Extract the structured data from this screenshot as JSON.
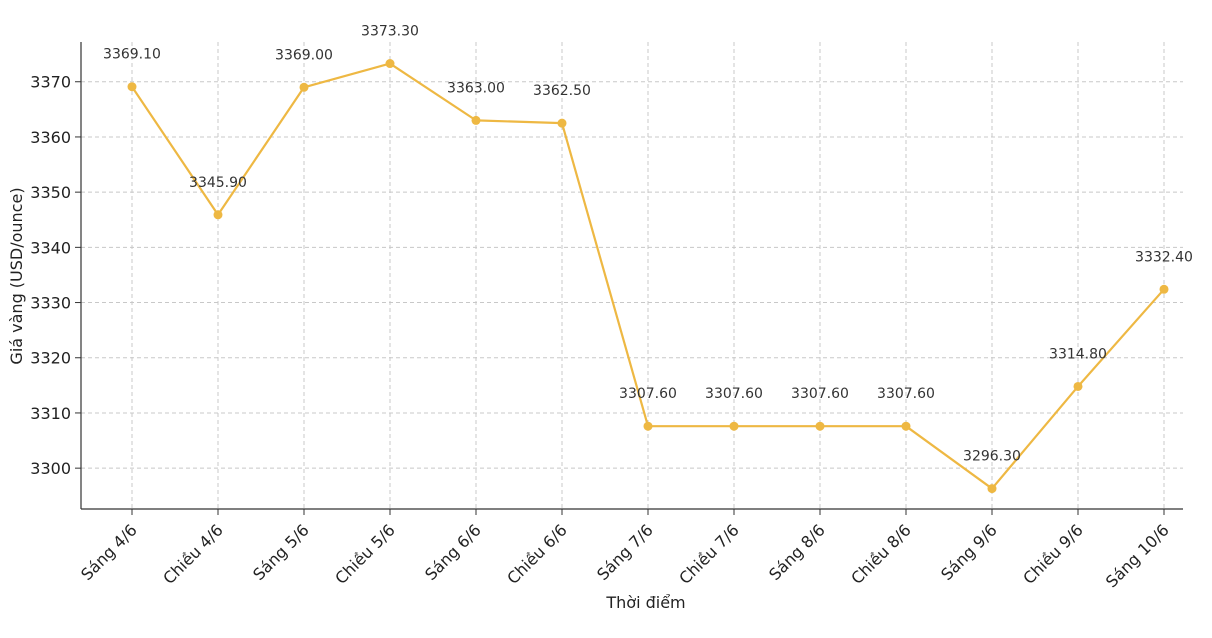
{
  "colors": {
    "series": "#eeb843",
    "background": "#ffffff"
  },
  "chart_data": {
    "type": "line",
    "title": "",
    "xlabel": "Thời điểm",
    "ylabel": "Giá vàng (USD/ounce)",
    "categories": [
      "Sáng 4/6",
      "Chiều 4/6",
      "Sáng 5/6",
      "Chiều 5/6",
      "Sáng 6/6",
      "Chiều 6/6",
      "Sáng 7/6",
      "Chiều 7/6",
      "Sáng 8/6",
      "Chiều 8/6",
      "Sáng 9/6",
      "Chiều 9/6",
      "Sáng 10/6"
    ],
    "series": [
      {
        "name": "Giá vàng",
        "values": [
          3369.1,
          3345.9,
          3369.0,
          3373.3,
          3363.0,
          3362.5,
          3307.6,
          3307.6,
          3307.6,
          3307.6,
          3296.3,
          3314.8,
          3332.4
        ]
      }
    ],
    "data_labels": [
      "3369.10",
      "3345.90",
      "3369.00",
      "3373.30",
      "3363.00",
      "3362.50",
      "3307.60",
      "3307.60",
      "3307.60",
      "3307.60",
      "3296.30",
      "3314.80",
      "3332.40"
    ],
    "ylim": [
      3292.6,
      3377.2
    ],
    "yticks": [
      3300,
      3310,
      3320,
      3330,
      3340,
      3350,
      3360,
      3370
    ],
    "grid": true,
    "legend": "none"
  }
}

====

◆ WRITTEN PROBLEM ◆
Give every record back exactly as it reads, with no images.

◆ WRITTEN REPLY ◆
Extract the structured data from this screenshot as JSON.
{
  "colors": {
    "series": "#eeb843",
    "background": "#ffffff"
  },
  "chart_data": {
    "type": "line",
    "title": "",
    "xlabel": "Thời điểm",
    "ylabel": "Giá vàng (USD/ounce)",
    "categories": [
      "Sáng 4/6",
      "Chiều 4/6",
      "Sáng 5/6",
      "Chiều 5/6",
      "Sáng 6/6",
      "Chiều 6/6",
      "Sáng 7/6",
      "Chiều 7/6",
      "Sáng 8/6",
      "Chiều 8/6",
      "Sáng 9/6",
      "Chiều 9/6",
      "Sáng 10/6"
    ],
    "series": [
      {
        "name": "Giá vàng",
        "values": [
          3369.1,
          3345.9,
          3369.0,
          3373.3,
          3363.0,
          3362.5,
          3307.6,
          3307.6,
          3307.6,
          3307.6,
          3296.3,
          3314.8,
          3332.4
        ]
      }
    ],
    "data_labels": [
      "3369.10",
      "3345.90",
      "3369.00",
      "3373.30",
      "3363.00",
      "3362.50",
      "3307.60",
      "3307.60",
      "3307.60",
      "3307.60",
      "3296.30",
      "3314.80",
      "3332.40"
    ],
    "ylim": [
      3292.6,
      3377.2
    ],
    "yticks": [
      3300,
      3310,
      3320,
      3330,
      3340,
      3350,
      3360,
      3370
    ],
    "grid": true,
    "legend": "none"
  }
}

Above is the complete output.